— start Data extract —
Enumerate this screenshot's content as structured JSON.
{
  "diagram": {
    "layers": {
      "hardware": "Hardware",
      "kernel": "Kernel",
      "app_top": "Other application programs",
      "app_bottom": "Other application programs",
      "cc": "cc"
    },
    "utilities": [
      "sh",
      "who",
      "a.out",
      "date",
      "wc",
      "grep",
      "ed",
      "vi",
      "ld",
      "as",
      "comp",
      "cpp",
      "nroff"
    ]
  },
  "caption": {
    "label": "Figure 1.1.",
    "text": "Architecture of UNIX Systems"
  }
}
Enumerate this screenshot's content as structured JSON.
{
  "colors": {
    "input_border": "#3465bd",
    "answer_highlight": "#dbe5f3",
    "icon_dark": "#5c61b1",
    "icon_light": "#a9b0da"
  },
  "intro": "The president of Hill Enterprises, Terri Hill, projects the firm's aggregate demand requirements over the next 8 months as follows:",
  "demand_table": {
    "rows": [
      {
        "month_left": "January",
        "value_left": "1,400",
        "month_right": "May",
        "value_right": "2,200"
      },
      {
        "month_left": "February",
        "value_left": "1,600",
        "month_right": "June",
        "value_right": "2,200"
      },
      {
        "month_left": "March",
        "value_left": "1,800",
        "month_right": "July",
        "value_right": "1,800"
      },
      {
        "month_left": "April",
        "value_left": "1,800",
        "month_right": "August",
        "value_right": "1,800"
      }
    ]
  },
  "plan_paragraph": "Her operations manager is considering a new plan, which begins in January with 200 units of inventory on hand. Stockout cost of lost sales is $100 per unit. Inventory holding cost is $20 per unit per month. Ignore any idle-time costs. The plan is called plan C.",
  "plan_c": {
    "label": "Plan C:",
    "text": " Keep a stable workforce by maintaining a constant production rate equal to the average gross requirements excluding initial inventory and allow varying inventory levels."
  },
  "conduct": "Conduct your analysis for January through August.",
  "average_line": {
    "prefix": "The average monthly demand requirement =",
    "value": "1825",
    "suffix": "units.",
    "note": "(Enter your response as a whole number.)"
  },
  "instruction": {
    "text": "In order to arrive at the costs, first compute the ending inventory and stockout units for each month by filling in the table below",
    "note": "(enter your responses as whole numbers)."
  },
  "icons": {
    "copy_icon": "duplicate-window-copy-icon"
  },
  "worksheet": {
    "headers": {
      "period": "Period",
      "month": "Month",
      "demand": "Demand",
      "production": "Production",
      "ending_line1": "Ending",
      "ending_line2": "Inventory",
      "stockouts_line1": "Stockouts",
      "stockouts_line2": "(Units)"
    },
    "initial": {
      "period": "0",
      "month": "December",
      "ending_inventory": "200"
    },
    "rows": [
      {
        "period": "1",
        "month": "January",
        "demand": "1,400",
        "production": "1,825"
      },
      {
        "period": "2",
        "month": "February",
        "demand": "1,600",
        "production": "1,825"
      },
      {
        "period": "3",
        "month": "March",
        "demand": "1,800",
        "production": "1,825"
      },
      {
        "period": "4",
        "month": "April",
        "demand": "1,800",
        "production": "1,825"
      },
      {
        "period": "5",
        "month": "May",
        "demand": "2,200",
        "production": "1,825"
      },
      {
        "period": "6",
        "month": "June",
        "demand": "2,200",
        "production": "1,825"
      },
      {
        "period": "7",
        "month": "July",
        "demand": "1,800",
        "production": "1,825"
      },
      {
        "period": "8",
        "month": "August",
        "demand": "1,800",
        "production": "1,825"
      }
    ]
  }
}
— end Data extract —
### Task to complete
Filter the listing for the word "application" and copy every line that holds it.

### Correct result
      "app_top": "Other application programs",
      "app_bottom": "Other application programs",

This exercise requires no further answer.